Data items:

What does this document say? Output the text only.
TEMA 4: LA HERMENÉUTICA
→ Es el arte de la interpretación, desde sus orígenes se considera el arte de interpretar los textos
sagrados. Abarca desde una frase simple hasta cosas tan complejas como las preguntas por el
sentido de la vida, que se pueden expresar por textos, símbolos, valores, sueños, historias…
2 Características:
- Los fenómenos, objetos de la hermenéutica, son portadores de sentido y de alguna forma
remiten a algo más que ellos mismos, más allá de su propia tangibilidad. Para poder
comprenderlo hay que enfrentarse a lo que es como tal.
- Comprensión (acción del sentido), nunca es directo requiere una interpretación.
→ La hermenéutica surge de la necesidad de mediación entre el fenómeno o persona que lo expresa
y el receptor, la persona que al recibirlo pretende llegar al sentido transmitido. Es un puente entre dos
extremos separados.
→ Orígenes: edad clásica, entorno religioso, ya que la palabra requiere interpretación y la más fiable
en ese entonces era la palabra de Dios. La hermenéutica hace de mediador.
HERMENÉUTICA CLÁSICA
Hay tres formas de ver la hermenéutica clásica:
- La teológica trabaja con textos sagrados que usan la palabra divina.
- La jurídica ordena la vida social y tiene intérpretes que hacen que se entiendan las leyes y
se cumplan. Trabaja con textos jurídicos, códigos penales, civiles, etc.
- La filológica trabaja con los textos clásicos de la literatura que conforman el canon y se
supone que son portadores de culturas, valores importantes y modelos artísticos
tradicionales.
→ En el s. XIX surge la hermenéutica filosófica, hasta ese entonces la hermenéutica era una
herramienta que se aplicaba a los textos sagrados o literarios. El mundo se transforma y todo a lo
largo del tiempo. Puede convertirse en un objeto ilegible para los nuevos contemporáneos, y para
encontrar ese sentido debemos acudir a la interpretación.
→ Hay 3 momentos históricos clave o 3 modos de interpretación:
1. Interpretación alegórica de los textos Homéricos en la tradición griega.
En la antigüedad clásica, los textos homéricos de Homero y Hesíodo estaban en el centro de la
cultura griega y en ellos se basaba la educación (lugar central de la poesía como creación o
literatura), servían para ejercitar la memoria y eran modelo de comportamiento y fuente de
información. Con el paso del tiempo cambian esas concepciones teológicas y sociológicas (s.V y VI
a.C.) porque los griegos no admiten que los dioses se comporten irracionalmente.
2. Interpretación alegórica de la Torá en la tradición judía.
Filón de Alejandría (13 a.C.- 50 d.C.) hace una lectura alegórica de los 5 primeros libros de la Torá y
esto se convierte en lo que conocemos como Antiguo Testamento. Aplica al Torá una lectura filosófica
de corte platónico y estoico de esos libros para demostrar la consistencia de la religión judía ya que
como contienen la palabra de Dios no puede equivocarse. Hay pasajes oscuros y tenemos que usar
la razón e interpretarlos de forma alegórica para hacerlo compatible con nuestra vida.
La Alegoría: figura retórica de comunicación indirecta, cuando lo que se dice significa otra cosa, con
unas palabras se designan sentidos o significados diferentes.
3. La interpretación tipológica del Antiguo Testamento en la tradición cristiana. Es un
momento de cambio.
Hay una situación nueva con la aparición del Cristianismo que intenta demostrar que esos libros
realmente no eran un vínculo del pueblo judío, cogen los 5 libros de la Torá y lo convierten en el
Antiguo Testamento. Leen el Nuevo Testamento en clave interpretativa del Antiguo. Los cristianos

---

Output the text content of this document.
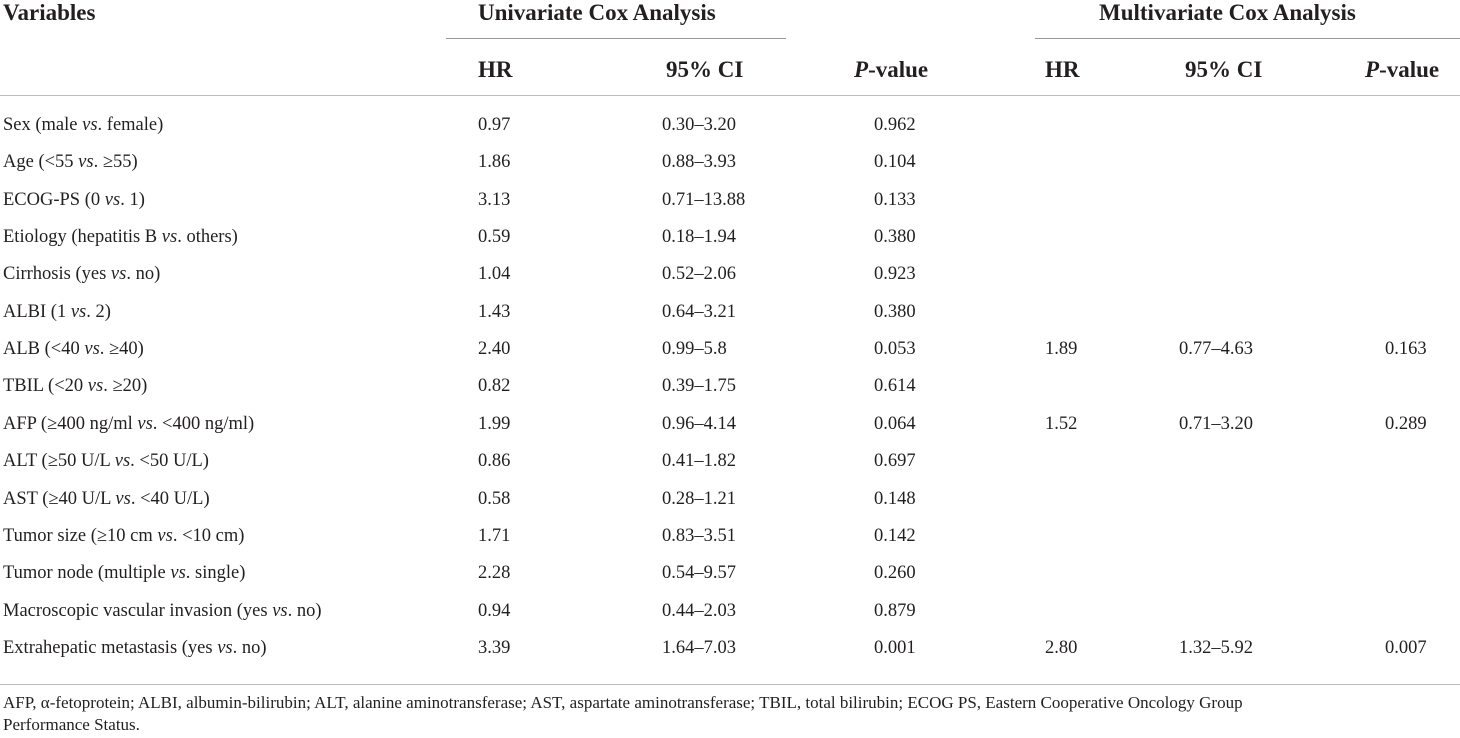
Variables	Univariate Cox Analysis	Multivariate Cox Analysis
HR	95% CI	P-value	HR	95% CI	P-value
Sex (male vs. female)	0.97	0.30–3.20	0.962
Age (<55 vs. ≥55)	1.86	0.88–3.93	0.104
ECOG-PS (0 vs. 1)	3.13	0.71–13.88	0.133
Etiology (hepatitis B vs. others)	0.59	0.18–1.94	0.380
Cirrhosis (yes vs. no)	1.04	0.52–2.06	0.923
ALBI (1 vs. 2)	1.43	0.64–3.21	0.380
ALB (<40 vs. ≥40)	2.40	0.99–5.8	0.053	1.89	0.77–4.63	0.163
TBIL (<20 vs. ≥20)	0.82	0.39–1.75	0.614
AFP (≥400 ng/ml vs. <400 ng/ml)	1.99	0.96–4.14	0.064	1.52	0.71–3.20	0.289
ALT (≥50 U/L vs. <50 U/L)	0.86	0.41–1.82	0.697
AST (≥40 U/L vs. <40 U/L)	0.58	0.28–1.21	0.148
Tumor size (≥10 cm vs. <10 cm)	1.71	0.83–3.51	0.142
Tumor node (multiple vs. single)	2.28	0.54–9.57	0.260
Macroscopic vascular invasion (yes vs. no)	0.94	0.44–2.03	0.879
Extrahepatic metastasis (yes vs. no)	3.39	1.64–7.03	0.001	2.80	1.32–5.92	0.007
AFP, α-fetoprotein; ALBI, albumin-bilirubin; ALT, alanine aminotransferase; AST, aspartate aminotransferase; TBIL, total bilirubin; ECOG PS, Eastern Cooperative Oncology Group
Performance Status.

...

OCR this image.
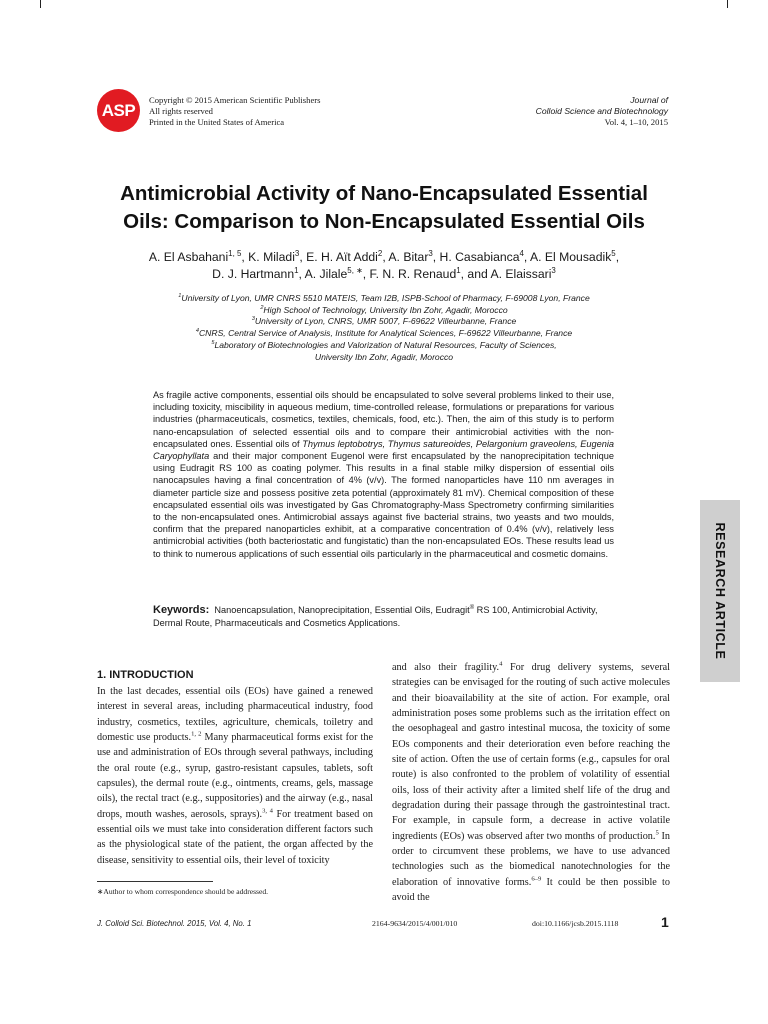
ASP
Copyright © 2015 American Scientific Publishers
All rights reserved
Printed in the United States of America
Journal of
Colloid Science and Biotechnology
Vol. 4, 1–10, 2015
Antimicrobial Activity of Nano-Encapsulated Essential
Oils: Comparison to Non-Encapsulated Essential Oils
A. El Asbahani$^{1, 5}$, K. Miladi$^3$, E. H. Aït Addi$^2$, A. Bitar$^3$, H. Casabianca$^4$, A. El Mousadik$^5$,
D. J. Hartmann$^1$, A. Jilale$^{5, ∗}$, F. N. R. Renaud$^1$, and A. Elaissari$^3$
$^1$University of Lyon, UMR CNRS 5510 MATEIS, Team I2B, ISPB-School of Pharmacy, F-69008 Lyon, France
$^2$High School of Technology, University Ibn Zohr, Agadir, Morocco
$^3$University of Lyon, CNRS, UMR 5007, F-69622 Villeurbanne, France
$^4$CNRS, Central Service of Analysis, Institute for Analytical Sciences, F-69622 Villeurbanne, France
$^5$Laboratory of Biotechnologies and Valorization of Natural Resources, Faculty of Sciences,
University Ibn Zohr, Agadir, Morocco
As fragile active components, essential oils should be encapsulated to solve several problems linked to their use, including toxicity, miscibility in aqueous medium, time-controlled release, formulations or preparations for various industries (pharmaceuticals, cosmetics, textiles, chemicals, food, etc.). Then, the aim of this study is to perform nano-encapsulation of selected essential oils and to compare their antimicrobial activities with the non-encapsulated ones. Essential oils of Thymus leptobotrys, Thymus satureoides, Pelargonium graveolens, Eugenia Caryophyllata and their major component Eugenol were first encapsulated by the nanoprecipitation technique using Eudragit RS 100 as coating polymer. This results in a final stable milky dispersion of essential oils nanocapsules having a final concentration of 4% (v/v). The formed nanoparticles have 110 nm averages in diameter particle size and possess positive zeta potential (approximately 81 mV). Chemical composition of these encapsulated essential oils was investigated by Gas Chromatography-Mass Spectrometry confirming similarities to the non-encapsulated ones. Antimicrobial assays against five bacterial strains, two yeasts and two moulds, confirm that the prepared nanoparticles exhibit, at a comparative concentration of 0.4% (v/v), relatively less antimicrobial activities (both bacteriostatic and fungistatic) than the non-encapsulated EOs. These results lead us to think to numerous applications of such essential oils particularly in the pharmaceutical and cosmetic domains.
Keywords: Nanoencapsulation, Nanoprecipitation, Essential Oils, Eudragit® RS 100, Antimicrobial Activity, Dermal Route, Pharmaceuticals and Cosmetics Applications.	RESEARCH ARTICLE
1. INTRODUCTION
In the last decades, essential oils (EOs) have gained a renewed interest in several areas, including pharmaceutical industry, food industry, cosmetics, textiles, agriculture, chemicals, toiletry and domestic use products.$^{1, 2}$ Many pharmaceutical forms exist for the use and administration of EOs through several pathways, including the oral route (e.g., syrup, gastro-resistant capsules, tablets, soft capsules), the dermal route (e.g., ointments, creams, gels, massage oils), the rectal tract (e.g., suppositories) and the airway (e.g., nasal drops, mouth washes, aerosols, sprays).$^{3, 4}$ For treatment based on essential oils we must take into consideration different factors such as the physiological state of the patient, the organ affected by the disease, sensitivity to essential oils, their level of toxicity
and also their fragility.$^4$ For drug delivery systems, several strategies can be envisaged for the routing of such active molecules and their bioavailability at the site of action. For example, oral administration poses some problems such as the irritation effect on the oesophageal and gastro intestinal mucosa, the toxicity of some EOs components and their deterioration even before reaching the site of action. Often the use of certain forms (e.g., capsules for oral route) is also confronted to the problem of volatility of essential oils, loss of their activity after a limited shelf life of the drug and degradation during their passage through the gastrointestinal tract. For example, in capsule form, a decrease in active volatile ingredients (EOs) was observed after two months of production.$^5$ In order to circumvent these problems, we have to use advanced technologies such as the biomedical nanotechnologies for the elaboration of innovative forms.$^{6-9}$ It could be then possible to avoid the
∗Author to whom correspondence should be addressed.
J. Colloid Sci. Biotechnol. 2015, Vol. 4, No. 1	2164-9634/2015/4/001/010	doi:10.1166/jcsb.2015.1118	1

§ WORK REQUIRED
How many lines in the records hold the string "entonces"? The number alone is the answer.

§ SOLVED PROBLEM
2